[REQUIRED TASK]:
Wherever the word "activity" shows up in a line, please copy that line.

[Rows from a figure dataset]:
* START *
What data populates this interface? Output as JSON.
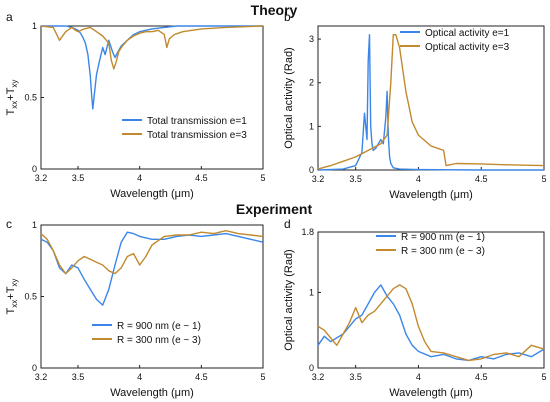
{
  "section_titles": {
    "theory": "Theory",
    "experiment": "Experiment"
  },
  "colors": {
    "blue": "#3a86e8",
    "orange": "#c18a2e",
    "axis": "#222222"
  },
  "chart_data": [
    {
      "panel_label": "a",
      "type": "line",
      "xlabel": "Wavelength (μm)",
      "ylabel": "T_xx+T_xy",
      "xlim": [
        3.2,
        5.0
      ],
      "ylim": [
        0,
        1
      ],
      "xticks": [
        "3.2",
        "3.5",
        "4",
        "4.5",
        "5"
      ],
      "yticks": [
        "0",
        "0.5",
        "1"
      ],
      "legend": "bottom-right",
      "series": [
        {
          "name": "Total transmission e=1",
          "color": "#3a86e8",
          "x": [
            3.2,
            3.3,
            3.4,
            3.45,
            3.5,
            3.52,
            3.54,
            3.56,
            3.58,
            3.6,
            3.61,
            3.62,
            3.63,
            3.65,
            3.67,
            3.7,
            3.72,
            3.75,
            3.78,
            3.8,
            3.85,
            3.9,
            3.95,
            4.0,
            4.05,
            4.1,
            4.2,
            4.3,
            4.4,
            4.6,
            5.0
          ],
          "y": [
            1.0,
            1.0,
            1.0,
            0.99,
            0.97,
            0.95,
            0.92,
            0.88,
            0.8,
            0.65,
            0.52,
            0.42,
            0.5,
            0.66,
            0.74,
            0.85,
            0.8,
            0.9,
            0.82,
            0.78,
            0.86,
            0.9,
            0.94,
            0.96,
            0.97,
            0.98,
            0.99,
            1.0,
            1.0,
            1.0,
            1.0
          ]
        },
        {
          "name": "Total transmission e=3",
          "color": "#c18a2e",
          "x": [
            3.2,
            3.3,
            3.35,
            3.4,
            3.45,
            3.48,
            3.5,
            3.55,
            3.6,
            3.65,
            3.7,
            3.75,
            3.77,
            3.79,
            3.81,
            3.83,
            3.86,
            3.9,
            3.95,
            4.0,
            4.05,
            4.1,
            4.15,
            4.2,
            4.22,
            4.24,
            4.28,
            4.35,
            4.5,
            4.7,
            5.0
          ],
          "y": [
            1.0,
            0.99,
            0.9,
            0.96,
            0.99,
            0.97,
            0.96,
            0.98,
            0.99,
            0.96,
            0.93,
            0.88,
            0.76,
            0.7,
            0.75,
            0.82,
            0.86,
            0.9,
            0.93,
            0.95,
            0.96,
            0.96,
            0.97,
            0.94,
            0.85,
            0.91,
            0.94,
            0.96,
            0.98,
            0.99,
            1.0
          ]
        }
      ]
    },
    {
      "panel_label": "b",
      "type": "line",
      "xlabel": "Wavelength (μm)",
      "ylabel": "Optical activity (Rad)",
      "xlim": [
        3.2,
        5.0
      ],
      "ylim": [
        0,
        3.3
      ],
      "xticks": [
        "3.2",
        "3.5",
        "4",
        "4.5",
        "5"
      ],
      "yticks": [
        "0",
        "1",
        "2",
        "3"
      ],
      "legend": "top-right",
      "series": [
        {
          "name": "Optical activity  e=1",
          "color": "#3a86e8",
          "x": [
            3.2,
            3.4,
            3.5,
            3.55,
            3.57,
            3.59,
            3.6,
            3.61,
            3.62,
            3.63,
            3.64,
            3.66,
            3.7,
            3.72,
            3.74,
            3.75,
            3.76,
            3.77,
            3.78,
            3.8,
            3.85,
            4.0,
            4.5,
            5.0
          ],
          "y": [
            0.0,
            0.02,
            0.1,
            0.4,
            1.3,
            0.7,
            2.5,
            3.1,
            1.0,
            0.6,
            0.45,
            0.5,
            0.7,
            0.6,
            1.2,
            1.8,
            0.8,
            0.3,
            0.15,
            0.05,
            0.02,
            0.01,
            0.0,
            0.0
          ]
        },
        {
          "name": "Optical activity  e=3",
          "color": "#c18a2e",
          "x": [
            3.2,
            3.3,
            3.4,
            3.5,
            3.6,
            3.7,
            3.75,
            3.78,
            3.8,
            3.82,
            3.85,
            3.9,
            3.95,
            4.0,
            4.1,
            4.15,
            4.2,
            4.22,
            4.25,
            4.3,
            4.5,
            4.7,
            5.0
          ],
          "y": [
            0.02,
            0.1,
            0.2,
            0.3,
            0.45,
            0.6,
            0.8,
            2.0,
            3.1,
            3.1,
            2.8,
            1.8,
            1.1,
            0.8,
            0.55,
            0.5,
            0.45,
            0.1,
            0.12,
            0.15,
            0.14,
            0.12,
            0.1
          ]
        }
      ]
    },
    {
      "panel_label": "c",
      "type": "line",
      "xlabel": "Wavelength (μm)",
      "ylabel": "T_xx+T_xy",
      "xlim": [
        3.2,
        5.0
      ],
      "ylim": [
        0,
        1
      ],
      "xticks": [
        "3.2",
        "3.5",
        "4",
        "4.5",
        "5"
      ],
      "yticks": [
        "0",
        "0.5",
        "1"
      ],
      "legend": "bottom-right",
      "series": [
        {
          "name": "R = 900 nm (e ~ 1)",
          "color": "#3a86e8",
          "x": [
            3.2,
            3.25,
            3.3,
            3.35,
            3.4,
            3.45,
            3.5,
            3.55,
            3.6,
            3.65,
            3.7,
            3.75,
            3.8,
            3.85,
            3.9,
            3.95,
            4.0,
            4.1,
            4.2,
            4.3,
            4.4,
            4.5,
            4.6,
            4.7,
            4.8,
            4.9,
            5.0
          ],
          "y": [
            0.9,
            0.88,
            0.82,
            0.7,
            0.66,
            0.72,
            0.7,
            0.62,
            0.55,
            0.48,
            0.44,
            0.55,
            0.72,
            0.88,
            0.95,
            0.94,
            0.92,
            0.9,
            0.9,
            0.92,
            0.93,
            0.92,
            0.93,
            0.94,
            0.92,
            0.9,
            0.88
          ]
        },
        {
          "name": "R = 300 nm (e ~ 3)",
          "color": "#c18a2e",
          "x": [
            3.2,
            3.25,
            3.3,
            3.35,
            3.4,
            3.45,
            3.5,
            3.55,
            3.6,
            3.65,
            3.7,
            3.75,
            3.8,
            3.85,
            3.9,
            3.95,
            4.0,
            4.05,
            4.1,
            4.2,
            4.3,
            4.4,
            4.5,
            4.6,
            4.7,
            4.8,
            4.9,
            5.0
          ],
          "y": [
            0.94,
            0.9,
            0.82,
            0.72,
            0.66,
            0.7,
            0.75,
            0.78,
            0.76,
            0.74,
            0.72,
            0.68,
            0.66,
            0.7,
            0.78,
            0.8,
            0.72,
            0.78,
            0.86,
            0.92,
            0.93,
            0.93,
            0.95,
            0.94,
            0.96,
            0.94,
            0.93,
            0.92
          ]
        }
      ]
    },
    {
      "panel_label": "d",
      "type": "line",
      "xlabel": "Wavelength (μm)",
      "ylabel": "Optical activity (Rad)",
      "xlim": [
        3.2,
        5.0
      ],
      "ylim": [
        0,
        1.8
      ],
      "xticks": [
        "3.2",
        "3.5",
        "4",
        "4.5",
        "5"
      ],
      "yticks": [
        "0",
        "1",
        "1.8"
      ],
      "legend": "top-right",
      "series": [
        {
          "name": "R = 900 nm (e ~ 1)",
          "color": "#3a86e8",
          "x": [
            3.2,
            3.25,
            3.3,
            3.35,
            3.4,
            3.45,
            3.5,
            3.55,
            3.6,
            3.65,
            3.7,
            3.75,
            3.8,
            3.85,
            3.9,
            3.95,
            4.0,
            4.1,
            4.2,
            4.3,
            4.4,
            4.5,
            4.6,
            4.7,
            4.8,
            4.9,
            5.0
          ],
          "y": [
            0.3,
            0.42,
            0.35,
            0.4,
            0.45,
            0.55,
            0.65,
            0.7,
            0.85,
            1.0,
            1.1,
            0.95,
            0.85,
            0.7,
            0.45,
            0.3,
            0.22,
            0.15,
            0.18,
            0.12,
            0.1,
            0.15,
            0.12,
            0.18,
            0.2,
            0.15,
            0.25
          ]
        },
        {
          "name": "R = 300 nm (e ~ 3)",
          "color": "#c18a2e",
          "x": [
            3.2,
            3.25,
            3.3,
            3.35,
            3.4,
            3.45,
            3.5,
            3.55,
            3.6,
            3.65,
            3.7,
            3.75,
            3.8,
            3.85,
            3.9,
            3.95,
            4.0,
            4.05,
            4.1,
            4.2,
            4.3,
            4.4,
            4.5,
            4.6,
            4.7,
            4.8,
            4.9,
            5.0
          ],
          "y": [
            0.55,
            0.5,
            0.4,
            0.3,
            0.45,
            0.6,
            0.8,
            0.6,
            0.7,
            0.75,
            0.85,
            0.95,
            1.05,
            1.1,
            1.05,
            0.85,
            0.55,
            0.35,
            0.22,
            0.2,
            0.15,
            0.1,
            0.12,
            0.18,
            0.2,
            0.15,
            0.3,
            0.25
          ]
        }
      ]
    }
  ]
}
* END *
[RESPONSE BELOW]:
      "ylabel": "Optical activity (Rad)",
          "name": "Optical activity  e=1",
          "name": "Optical activity  e=3",
      "ylabel": "Optical activity (Rad)",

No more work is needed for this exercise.